MATERIAL FOR THIS EXERCISE ::
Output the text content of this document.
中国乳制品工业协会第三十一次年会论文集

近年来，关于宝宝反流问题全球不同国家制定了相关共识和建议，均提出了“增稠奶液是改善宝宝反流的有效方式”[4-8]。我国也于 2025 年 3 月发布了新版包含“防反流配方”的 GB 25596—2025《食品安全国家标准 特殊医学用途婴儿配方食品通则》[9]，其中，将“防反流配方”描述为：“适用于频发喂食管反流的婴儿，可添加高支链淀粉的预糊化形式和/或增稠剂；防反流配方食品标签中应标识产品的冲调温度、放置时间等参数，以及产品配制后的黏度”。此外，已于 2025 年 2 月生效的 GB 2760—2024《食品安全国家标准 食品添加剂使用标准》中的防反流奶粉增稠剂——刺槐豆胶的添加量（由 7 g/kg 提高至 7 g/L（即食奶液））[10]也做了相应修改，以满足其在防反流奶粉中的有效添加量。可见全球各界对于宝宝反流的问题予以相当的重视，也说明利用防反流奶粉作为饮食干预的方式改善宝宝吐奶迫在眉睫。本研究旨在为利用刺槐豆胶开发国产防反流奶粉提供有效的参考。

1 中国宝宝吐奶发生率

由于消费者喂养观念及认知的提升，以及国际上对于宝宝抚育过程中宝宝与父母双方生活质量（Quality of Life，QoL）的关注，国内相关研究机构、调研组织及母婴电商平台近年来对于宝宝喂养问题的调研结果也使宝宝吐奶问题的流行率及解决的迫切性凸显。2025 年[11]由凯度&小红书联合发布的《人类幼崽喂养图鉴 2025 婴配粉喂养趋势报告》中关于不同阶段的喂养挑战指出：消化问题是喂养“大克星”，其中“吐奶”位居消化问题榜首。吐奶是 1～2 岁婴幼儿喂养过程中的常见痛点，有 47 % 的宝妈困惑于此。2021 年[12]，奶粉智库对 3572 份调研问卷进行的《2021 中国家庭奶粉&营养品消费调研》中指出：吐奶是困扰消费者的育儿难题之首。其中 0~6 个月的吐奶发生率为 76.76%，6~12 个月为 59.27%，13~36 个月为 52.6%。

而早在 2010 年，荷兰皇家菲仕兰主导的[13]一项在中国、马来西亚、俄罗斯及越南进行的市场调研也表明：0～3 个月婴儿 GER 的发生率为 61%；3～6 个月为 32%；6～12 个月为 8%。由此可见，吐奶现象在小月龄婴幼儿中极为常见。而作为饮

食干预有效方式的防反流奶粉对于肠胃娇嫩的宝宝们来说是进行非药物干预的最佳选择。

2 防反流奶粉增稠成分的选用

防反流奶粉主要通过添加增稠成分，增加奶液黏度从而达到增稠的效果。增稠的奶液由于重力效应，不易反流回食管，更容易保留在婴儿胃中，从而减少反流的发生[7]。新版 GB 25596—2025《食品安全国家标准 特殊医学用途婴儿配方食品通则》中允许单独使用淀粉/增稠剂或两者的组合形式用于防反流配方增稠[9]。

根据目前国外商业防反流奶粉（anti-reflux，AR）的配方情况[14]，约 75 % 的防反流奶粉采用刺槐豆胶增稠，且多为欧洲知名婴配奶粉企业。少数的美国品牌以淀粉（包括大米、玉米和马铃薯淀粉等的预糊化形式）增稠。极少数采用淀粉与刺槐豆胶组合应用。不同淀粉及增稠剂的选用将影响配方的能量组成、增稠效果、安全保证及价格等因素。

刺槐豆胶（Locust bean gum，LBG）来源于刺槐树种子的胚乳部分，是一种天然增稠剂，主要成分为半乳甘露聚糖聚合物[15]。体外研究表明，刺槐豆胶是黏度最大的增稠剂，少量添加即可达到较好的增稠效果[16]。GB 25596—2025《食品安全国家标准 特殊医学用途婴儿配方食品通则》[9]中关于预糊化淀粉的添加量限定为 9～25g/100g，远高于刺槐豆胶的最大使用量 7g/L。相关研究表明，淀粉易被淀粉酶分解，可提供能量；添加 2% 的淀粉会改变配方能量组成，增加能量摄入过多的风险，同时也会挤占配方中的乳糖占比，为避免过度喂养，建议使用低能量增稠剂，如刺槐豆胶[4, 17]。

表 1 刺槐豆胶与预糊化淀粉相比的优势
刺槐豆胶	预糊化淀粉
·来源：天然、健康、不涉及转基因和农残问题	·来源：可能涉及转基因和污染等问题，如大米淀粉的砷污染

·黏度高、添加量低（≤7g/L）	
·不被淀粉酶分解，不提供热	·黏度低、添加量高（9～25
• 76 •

WHAT YOU SHOULD DO :: Repeat every line of the data, exactly and in full.

CORRECT RESULT ::
Output the text content of this document.
中国乳制品工业协会第三十一次年会论文集

近年来，关于宝宝反流问题全球不同国家制定了相关共识和建议，均提出了“增稠奶液是改善宝宝反流的有效方式”[4-8]。我国也于 2025 年 3 月发布了新版包含“防反流配方”的 GB 25596—2025《食品安全国家标准 特殊医学用途婴儿配方食品通则》[9]，其中，将“防反流配方”描述为：“适用于频发喂食管反流的婴儿，可添加高支链淀粉的预糊化形式和/或增稠剂；防反流配方食品标签中应标识产品的冲调温度、放置时间等参数，以及产品配制后的黏度”。此外，已于 2025 年 2 月生效的 GB 2760—2024《食品安全国家标准 食品添加剂使用标准》中的防反流奶粉增稠剂——刺槐豆胶的添加量（由 7 g/kg 提高至 7 g/L（即食奶液））[10]也做了相应修改，以满足其在防反流奶粉中的有效添加量。可见全球各界对于宝宝反流的问题予以相当的重视，也说明利用防反流奶粉作为饮食干预的方式改善宝宝吐奶迫在眉睫。本研究旨在为利用刺槐豆胶开发国产防反流奶粉提供有效的参考。

1 中国宝宝吐奶发生率

由于消费者喂养观念及认知的提升，以及国际上对于宝宝抚育过程中宝宝与父母双方生活质量（Quality of Life，QoL）的关注，国内相关研究机构、调研组织及母婴电商平台近年来对于宝宝喂养问题的调研结果也使宝宝吐奶问题的流行率及解决的迫切性凸显。2025 年[11]由凯度&小红书联合发布的《人类幼崽喂养图鉴 2025 婴配粉喂养趋势报告》中关于不同阶段的喂养挑战指出：消化问题是喂养“大克星”，其中“吐奶”位居消化问题榜首。吐奶是 1～2 岁婴幼儿喂养过程中的常见痛点，有 47 % 的宝妈困惑于此。2021 年[12]，奶粉智库对 3572 份调研问卷进行的《2021 中国家庭奶粉&营养品消费调研》中指出：吐奶是困扰消费者的育儿难题之首。其中 0~6 个月的吐奶发生率为 76.76%，6~12 个月为 59.27%，13~36 个月为 52.6%。

而早在 2010 年，荷兰皇家菲仕兰主导的[13]一项在中国、马来西亚、俄罗斯及越南进行的市场调研也表明：0～3 个月婴儿 GER 的发生率为 61%；3～6 个月为 32%；6～12 个月为 8%。由此可见，吐奶现象在小月龄婴幼儿中极为常见。而作为饮

食干预有效方式的防反流奶粉对于肠胃娇嫩的宝宝们来说是进行非药物干预的最佳选择。

2 防反流奶粉增稠成分的选用

防反流奶粉主要通过添加增稠成分，增加奶液黏度从而达到增稠的效果。增稠的奶液由于重力效应，不易反流回食管，更容易保留在婴儿胃中，从而减少反流的发生[7]。新版 GB 25596—2025《食品安全国家标准 特殊医学用途婴儿配方食品通则》中允许单独使用淀粉/增稠剂或两者的组合形式用于防反流配方增稠[9]。

根据目前国外商业防反流奶粉（anti-reflux，AR）的配方情况[14]，约 75 % 的防反流奶粉采用刺槐豆胶增稠，且多为欧洲知名婴配奶粉企业。少数的美国品牌以淀粉（包括大米、玉米和马铃薯淀粉等的预糊化形式）增稠。极少数采用淀粉与刺槐豆胶组合应用。不同淀粉及增稠剂的选用将影响配方的能量组成、增稠效果、安全保证及价格等因素。

刺槐豆胶（Locust bean gum，LBG）来源于刺槐树种子的胚乳部分，是一种天然增稠剂，主要成分为半乳甘露聚糖聚合物[15]。体外研究表明，刺槐豆胶是黏度最大的增稠剂，少量添加即可达到较好的增稠效果[16]。GB 25596—2025《食品安全国家标准 特殊医学用途婴儿配方食品通则》[9]中关于预糊化淀粉的添加量限定为 9～25g/100g，远高于刺槐豆胶的最大使用量 7g/L。相关研究表明，淀粉易被淀粉酶分解，可提供能量；添加 2% 的淀粉会改变配方能量组成，增加能量摄入过多的风险，同时也会挤占配方中的乳糖占比，为避免过度喂养，建议使用低能量增稠剂，如刺槐豆胶[4, 17]。

表 1 刺槐豆胶与预糊化淀粉相比的优势
刺槐豆胶	预糊化淀粉
·来源：天然、健康、不涉及转基因和农残问题	·来源：可能涉及转基因和污染等问题，如大米淀粉的砷污染

·黏度高、添加量低（≤7g/L）	
·不被淀粉酶分解，不提供热	·黏度低、添加量高（9～25
• 76 •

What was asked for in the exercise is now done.